_The request:_ In the material below, find every line with "Black" and pull it out.

_Data for the task:_
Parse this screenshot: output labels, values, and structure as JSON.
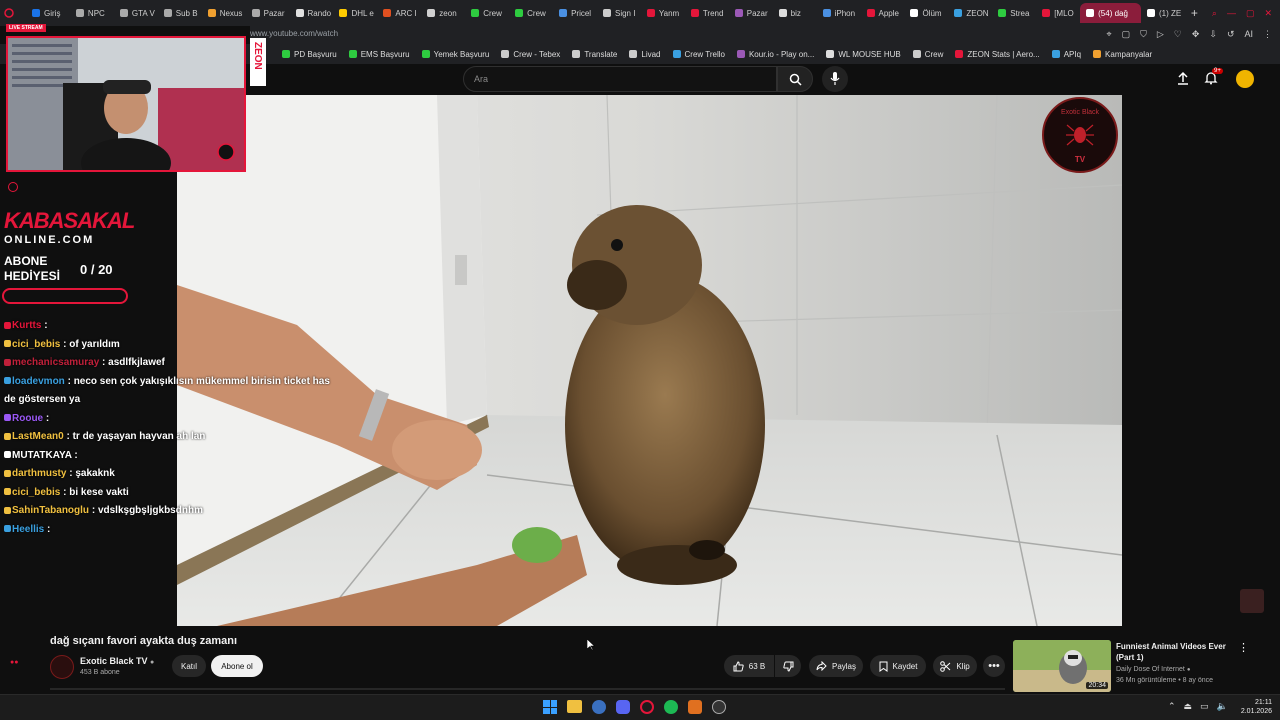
{
  "browser": {
    "tabs": [
      {
        "label": "Giriş",
        "color": "#1a73e8"
      },
      {
        "label": "NPC",
        "color": "#aaaaaa"
      },
      {
        "label": "GTA V",
        "color": "#aaaaaa"
      },
      {
        "label": "Sub B",
        "color": "#aaaaaa"
      },
      {
        "label": "Nexus",
        "color": "#f0a030"
      },
      {
        "label": "Pazar",
        "color": "#aaaaaa"
      },
      {
        "label": "Rando",
        "color": "#e0e0e0"
      },
      {
        "label": "DHL e",
        "color": "#ffcc00"
      },
      {
        "label": "ARC I",
        "color": "#e05020"
      },
      {
        "label": "zeon",
        "color": "#d0d0d0"
      },
      {
        "label": "Crew",
        "color": "#2ecc40"
      },
      {
        "label": "Crew",
        "color": "#2ecc40"
      },
      {
        "label": "Pricel",
        "color": "#4a90e2"
      },
      {
        "label": "Sign I",
        "color": "#cccccc"
      },
      {
        "label": "Yanm",
        "color": "#e4163a"
      },
      {
        "label": "Trend",
        "color": "#e4163a"
      },
      {
        "label": "Pazar",
        "color": "#9b59b6"
      },
      {
        "label": "biz",
        "color": "#dddddd"
      },
      {
        "label": "iPhon",
        "color": "#4a90e2"
      },
      {
        "label": "Apple",
        "color": "#e4163a"
      },
      {
        "label": "Ölüm",
        "color": "#ffffff"
      },
      {
        "label": "ZEON",
        "color": "#3aa0e0"
      },
      {
        "label": "Strea",
        "color": "#2ecc40"
      },
      {
        "label": "[MLO",
        "color": "#e4163a"
      },
      {
        "label": "(54) dağ",
        "color": "#ffffff"
      },
      {
        "label": "(1) ZE",
        "color": "#ffffff"
      }
    ],
    "active_tab_index": 24,
    "url": "www.youtube.com/watch",
    "bookmarks": [
      {
        "label": "PD Başvuru",
        "color": "#2ecc40"
      },
      {
        "label": "EMS Başvuru",
        "color": "#2ecc40"
      },
      {
        "label": "Yemek Başvuru",
        "color": "#2ecc40"
      },
      {
        "label": "Crew - Tebex",
        "color": "#cccccc"
      },
      {
        "label": "Translate",
        "color": "#cccccc"
      },
      {
        "label": "Livad",
        "color": "#cccccc"
      },
      {
        "label": "Crew Trello",
        "color": "#3aa0e0"
      },
      {
        "label": "Kour.io - Play on...",
        "color": "#9b59b6"
      },
      {
        "label": "WL MOUSE HUB",
        "color": "#dddddd"
      },
      {
        "label": "Crew",
        "color": "#cccccc"
      },
      {
        "label": "ZEON Stats | Aero...",
        "color": "#e4163a"
      },
      {
        "label": "APIq",
        "color": "#3aa0e0"
      },
      {
        "label": "Kampanyalar",
        "color": "#f0a030"
      }
    ],
    "right_toolbar_text": "AI"
  },
  "youtube": {
    "search_placeholder": "Ara",
    "notifications_badge": "9+",
    "video": {
      "watermark_channel": "Exotic Black",
      "watermark_sub": "TV"
    },
    "title": "dağ sıçanı favori ayakta duş zamanı",
    "channel_name": "Exotic Black TV",
    "subscribers": "453 B abone",
    "join_label": "Katıl",
    "subscribe_label": "Abone ol",
    "likes": "63 B",
    "share_label": "Paylaş",
    "save_label": "Kaydet",
    "clip_label": "Klip",
    "recommended": {
      "title": "Funniest Animal Videos Ever (Part 1)",
      "channel": "Daily Dose Of Internet",
      "meta": "36 Mn görüntüleme • 8 ay önce",
      "duration": "20:34"
    }
  },
  "stream_overlay": {
    "live_badge": "LIVE STREAM",
    "brand_top": "KABASAKAL",
    "brand_bottom": "ONLINE.COM",
    "sub_goal_label_1": "ABONE",
    "sub_goal_label_2": "HEDİYESİ",
    "sub_goal_count": "0  / 20",
    "side_tag": "ZEON"
  },
  "chat": [
    {
      "user": "Kurtts",
      "msg": "",
      "color": "#e4163a"
    },
    {
      "user": "cici_bebis",
      "msg": "of yarıldım",
      "color": "#f0c040"
    },
    {
      "user": "mechanicsamuray",
      "msg": "asdlfkjlawef",
      "color": "#c0203a"
    },
    {
      "user": "loadevmon",
      "msg": "neco sen çok yakışıklısın mükemmel birisin ticket has",
      "color": "#3aa0e0"
    },
    {
      "user": "",
      "msg": "de göstersen ya",
      "color": "#ffffff"
    },
    {
      "user": "Rooue",
      "msg": "",
      "color": "#9b59f6"
    },
    {
      "user": "LastMean0",
      "msg": "tr de yaşayan hayvan ah lan",
      "color": "#f0c040"
    },
    {
      "user": "MUTATKAYA",
      "msg": "",
      "color": "#ffffff"
    },
    {
      "user": "darthmusty",
      "msg": "şakaknk",
      "color": "#f0c040"
    },
    {
      "user": "cici_bebis",
      "msg": "bi kese vakti",
      "color": "#f0c040"
    },
    {
      "user": "SahinTabanoglu",
      "msg": "vdslkşgbşljgkbsdnhm",
      "color": "#f0c040"
    },
    {
      "user": "Heellis",
      "msg": "",
      "color": "#3aa0e0"
    }
  ],
  "taskbar": {
    "time": "21:11",
    "date": "2.01.2026"
  },
  "colors": {
    "accent": "#e4163a",
    "youtube_bg": "#0f0f0f",
    "pill": "#272727"
  }
}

_Answer for this exercise:_
      "watermark_channel": "Exotic Black",
    "channel_name": "Exotic Black TV",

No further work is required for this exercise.